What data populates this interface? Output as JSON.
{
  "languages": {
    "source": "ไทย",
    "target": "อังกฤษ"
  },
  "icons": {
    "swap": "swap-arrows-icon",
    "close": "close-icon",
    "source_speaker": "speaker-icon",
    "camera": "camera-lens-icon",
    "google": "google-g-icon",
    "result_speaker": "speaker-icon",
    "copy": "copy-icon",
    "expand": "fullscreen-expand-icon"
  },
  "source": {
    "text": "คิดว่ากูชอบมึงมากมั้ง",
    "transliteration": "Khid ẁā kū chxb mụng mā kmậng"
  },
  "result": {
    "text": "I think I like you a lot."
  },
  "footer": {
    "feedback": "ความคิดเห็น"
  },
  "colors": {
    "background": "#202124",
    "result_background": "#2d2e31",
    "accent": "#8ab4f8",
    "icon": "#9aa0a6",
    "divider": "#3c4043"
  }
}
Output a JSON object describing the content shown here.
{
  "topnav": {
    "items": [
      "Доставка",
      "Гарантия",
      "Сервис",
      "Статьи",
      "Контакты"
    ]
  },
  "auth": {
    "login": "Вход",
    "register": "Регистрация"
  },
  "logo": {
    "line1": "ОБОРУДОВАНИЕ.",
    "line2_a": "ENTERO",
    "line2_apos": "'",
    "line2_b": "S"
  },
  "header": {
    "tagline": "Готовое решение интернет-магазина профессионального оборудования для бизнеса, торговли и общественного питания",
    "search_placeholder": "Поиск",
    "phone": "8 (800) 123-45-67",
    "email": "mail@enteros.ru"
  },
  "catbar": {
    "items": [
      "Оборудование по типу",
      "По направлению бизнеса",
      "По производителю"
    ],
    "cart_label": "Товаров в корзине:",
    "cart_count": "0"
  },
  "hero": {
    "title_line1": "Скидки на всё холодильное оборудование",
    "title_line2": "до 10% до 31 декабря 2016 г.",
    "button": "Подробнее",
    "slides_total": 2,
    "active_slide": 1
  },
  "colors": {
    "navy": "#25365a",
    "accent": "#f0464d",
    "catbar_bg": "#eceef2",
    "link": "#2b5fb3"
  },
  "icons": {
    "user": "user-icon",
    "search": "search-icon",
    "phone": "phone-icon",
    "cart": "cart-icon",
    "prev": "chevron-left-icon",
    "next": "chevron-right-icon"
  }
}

________________________________________

What to produce:
Everything in the listing above should be restated exactly.

Output below:
What data populates this interface? Output as JSON.
{
  "languages": {
    "source": "ไทย",
    "target": "อังกฤษ"
  },
  "icons": {
    "swap": "swap-arrows-icon",
    "close": "close-icon",
    "source_speaker": "speaker-icon",
    "camera": "camera-lens-icon",
    "google": "google-g-icon",
    "result_speaker": "speaker-icon",
    "copy": "copy-icon",
    "expand": "fullscreen-expand-icon"
  },
  "source": {
    "text": "คิดว่ากูชอบมึงมากมั้ง",
    "transliteration": "Khid ẁā kū chxb mụng mā kmậng"
  },
  "result": {
    "text": "I think I like you a lot."
  },
  "footer": {
    "feedback": "ความคิดเห็น"
  },
  "colors": {
    "background": "#202124",
    "result_background": "#2d2e31",
    "accent": "#8ab4f8",
    "icon": "#9aa0a6",
    "divider": "#3c4043"
  }
}
Output a JSON object describing the content shown here.
{
  "topnav": {
    "items": [
      "Доставка",
      "Гарантия",
      "Сервис",
      "Статьи",
      "Контакты"
    ]
  },
  "auth": {
    "login": "Вход",
    "register": "Регистрация"
  },
  "logo": {
    "line1": "ОБОРУДОВАНИЕ.",
    "line2_a": "ENTERO",
    "line2_apos": "'",
    "line2_b": "S"
  },
  "header": {
    "tagline": "Готовое решение интернет-магазина профессионального оборудования для бизнеса, торговли и общественного питания",
    "search_placeholder": "Поиск",
    "phone": "8 (800) 123-45-67",
    "email": "mail@enteros.ru"
  },
  "catbar": {
    "items": [
      "Оборудование по типу",
      "По направлению бизнеса",
      "По производителю"
    ],
    "cart_label": "Товаров в корзине:",
    "cart_count": "0"
  },
  "hero": {
    "title_line1": "Скидки на всё холодильное оборудование",
    "title_line2": "до 10% до 31 декабря 2016 г.",
    "button": "Подробнее",
    "slides_total": 2,
    "active_slide": 1
  },
  "colors": {
    "navy": "#25365a",
    "accent": "#f0464d",
    "catbar_bg": "#eceef2",
    "link": "#2b5fb3"
  },
  "icons": {
    "user": "user-icon",
    "search": "search-icon",
    "phone": "phone-icon",
    "cart": "cart-icon",
    "prev": "chevron-left-icon",
    "next": "chevron-right-icon"
  }
}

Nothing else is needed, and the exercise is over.